RECORDS ▸
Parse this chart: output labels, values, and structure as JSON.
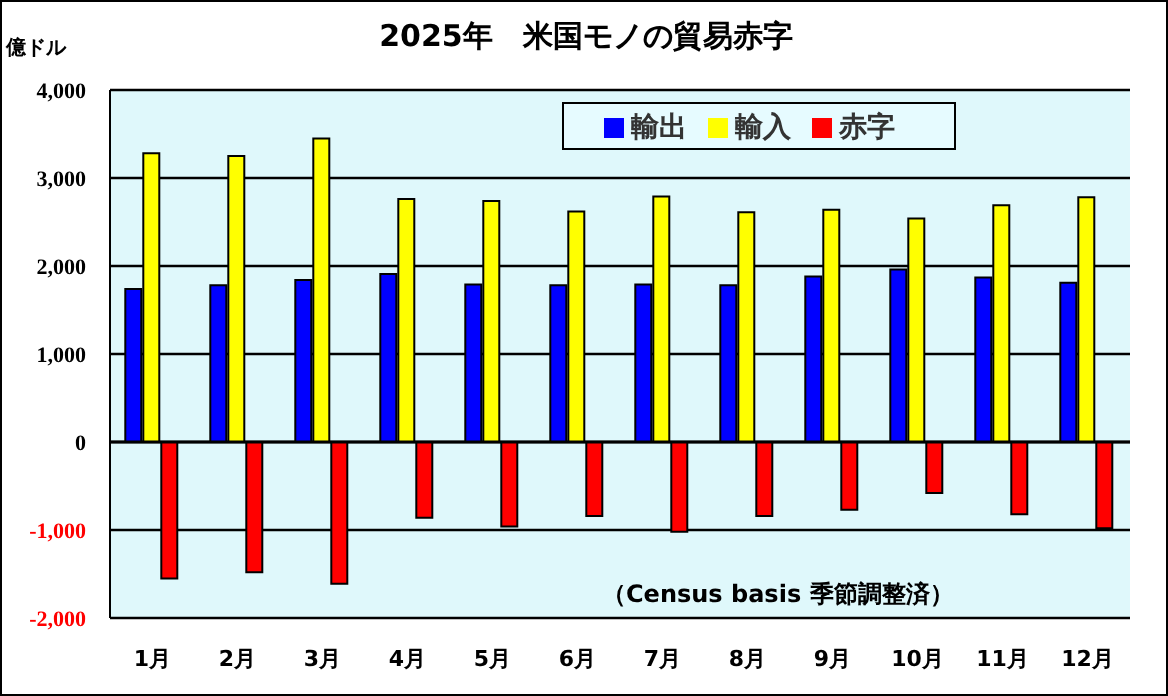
{
  "chart_data": {
    "type": "bar",
    "title": "2025年　米国モノの貿易赤字",
    "categories": [
      "1月",
      "2月",
      "3月",
      "4月",
      "5月",
      "6月",
      "7月",
      "8月",
      "9月",
      "10月",
      "11月",
      "12月"
    ],
    "series": [
      {
        "name": "輸出",
        "color": "#0000ff",
        "values": [
          1740,
          1780,
          1840,
          1910,
          1790,
          1780,
          1790,
          1780,
          1880,
          1960,
          1870,
          1810
        ]
      },
      {
        "name": "輸入",
        "color": "#ffff00",
        "values": [
          3280,
          3250,
          3450,
          2760,
          2740,
          2620,
          2790,
          2610,
          2640,
          2540,
          2690,
          2780
        ]
      },
      {
        "name": "赤字",
        "color": "#ff0000",
        "values": [
          -1550,
          -1480,
          -1610,
          -860,
          -960,
          -840,
          -1020,
          -840,
          -770,
          -580,
          -820,
          -980
        ]
      }
    ],
    "ylim": [
      -2000,
      4000
    ],
    "yticks": [
      {
        "value": -2000,
        "label": "-2,000"
      },
      {
        "value": -1000,
        "label": "-1,000"
      },
      0,
      {
        "value": 1000,
        "label": "1,000"
      },
      {
        "value": 2000,
        "label": "2,000"
      },
      {
        "value": 3000,
        "label": "3,000"
      },
      {
        "value": 4000,
        "label": "4,000"
      }
    ],
    "grid": "y",
    "legend": "top right",
    "annotations": [
      "億ドル",
      "（Census basis 季節調整済）"
    ]
  }
}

EXERCISE ▸ Go through the material and copy out every line with "color" in it.

SOLUTION FOR THIS PROBLEM ▸
        "color": "#0000ff",
        "color": "#ffff00",
        "color": "#ff0000",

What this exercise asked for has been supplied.